## PROBLEM
Each line below should be quoted exactly, please.

## DATA FOR THIS EXERCISE
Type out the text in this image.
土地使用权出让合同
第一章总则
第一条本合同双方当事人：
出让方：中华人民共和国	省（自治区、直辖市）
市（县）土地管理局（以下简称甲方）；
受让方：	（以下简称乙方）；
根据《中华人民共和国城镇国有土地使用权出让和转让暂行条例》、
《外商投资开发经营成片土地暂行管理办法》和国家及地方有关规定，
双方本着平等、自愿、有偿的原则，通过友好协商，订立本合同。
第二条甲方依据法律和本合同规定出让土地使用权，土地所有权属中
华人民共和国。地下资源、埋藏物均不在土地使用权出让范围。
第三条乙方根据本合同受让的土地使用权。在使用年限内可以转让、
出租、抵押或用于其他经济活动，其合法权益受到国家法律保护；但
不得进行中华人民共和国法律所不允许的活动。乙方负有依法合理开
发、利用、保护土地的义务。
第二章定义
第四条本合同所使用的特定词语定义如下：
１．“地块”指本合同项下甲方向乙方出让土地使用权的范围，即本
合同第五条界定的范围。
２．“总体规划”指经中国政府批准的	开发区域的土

## FINISHED ANSWER
Type out the text in this image.
土地使用权出让合同
第一章总则
第一条本合同双方当事人：
出让方：中华人民共和国	省（自治区、直辖市）
市（县）土地管理局（以下简称甲方）；
受让方：	（以下简称乙方）；
根据《中华人民共和国城镇国有土地使用权出让和转让暂行条例》、
《外商投资开发经营成片土地暂行管理办法》和国家及地方有关规定，
双方本着平等、自愿、有偿的原则，通过友好协商，订立本合同。
第二条甲方依据法律和本合同规定出让土地使用权，土地所有权属中
华人民共和国。地下资源、埋藏物均不在土地使用权出让范围。
第三条乙方根据本合同受让的土地使用权。在使用年限内可以转让、
出租、抵押或用于其他经济活动，其合法权益受到国家法律保护；但
不得进行中华人民共和国法律所不允许的活动。乙方负有依法合理开
发、利用、保护土地的义务。
第二章定义
第四条本合同所使用的特定词语定义如下：
１．“地块”指本合同项下甲方向乙方出让土地使用权的范围，即本
合同第五条界定的范围。
２．“总体规划”指经中国政府批准的	开发区域的土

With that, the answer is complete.